# Start of Text extract

0

I am trying to process the visible text of very large pages and, as an example, the whole of Orwell's "1984" on this page, but it seems my Chrome console is crashing when I try the following operation.

var script = document.createElement('script');
script.src = "https://ajax.googleapis.com/ajax/libs/jquery/2.1.4/jquery.min.js";
document.getElementsByTagName('head')[0].appendChild(script);
var allWords = $(document.body).children(":visible").text().split(' ');
var uniqueWords = allWords.filter(function(elem, i, array){ return array.indexOf(elem) === i });

The above makes my Chrome tab become unresponsive at the last operation (I stop getting output for new commands I enter for at least a minute). Note: the first part of the snippet just attaches JQuery to the page.

How would you try to process large strings like this much, much faster? Do you think I should randomly sample from allWords and only apply the filter function to this smaller string.

# End of Text extract
# Start of Given information

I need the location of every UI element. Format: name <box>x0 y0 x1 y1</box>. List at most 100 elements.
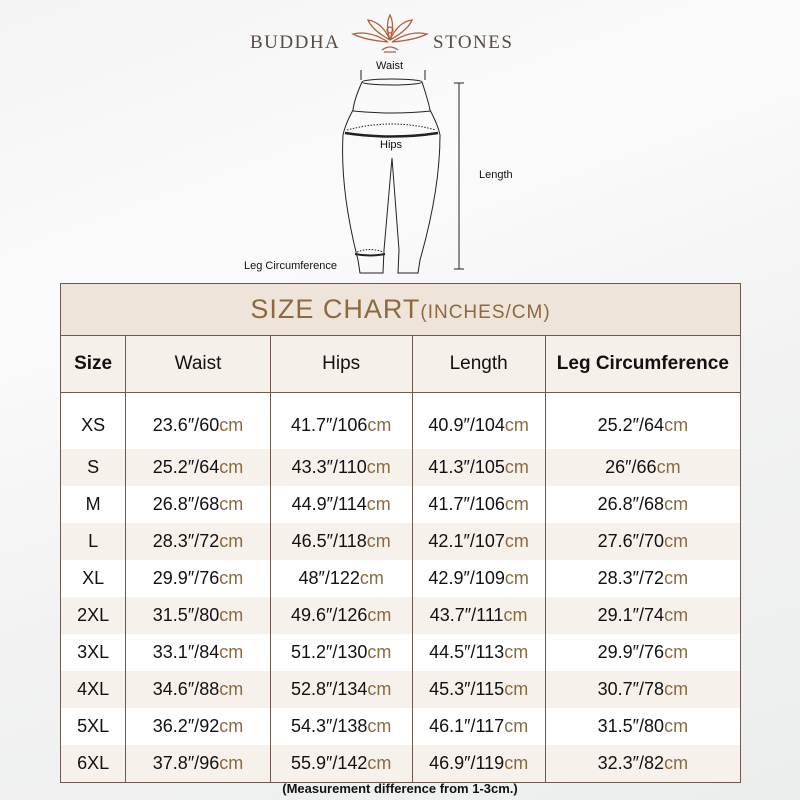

# End of Given information

» Do this
Update the forum question about deduplicating words on a large page, starting with "I am trying" and going on through "the following operation.", so that "Chrome console" reads "browser console".

» Answer to the task
I am trying to process the visible text of very large pages and, as an example, the whole of Orwell's "1984" on this page, but it seems my browser console is crashing when I try the following operation.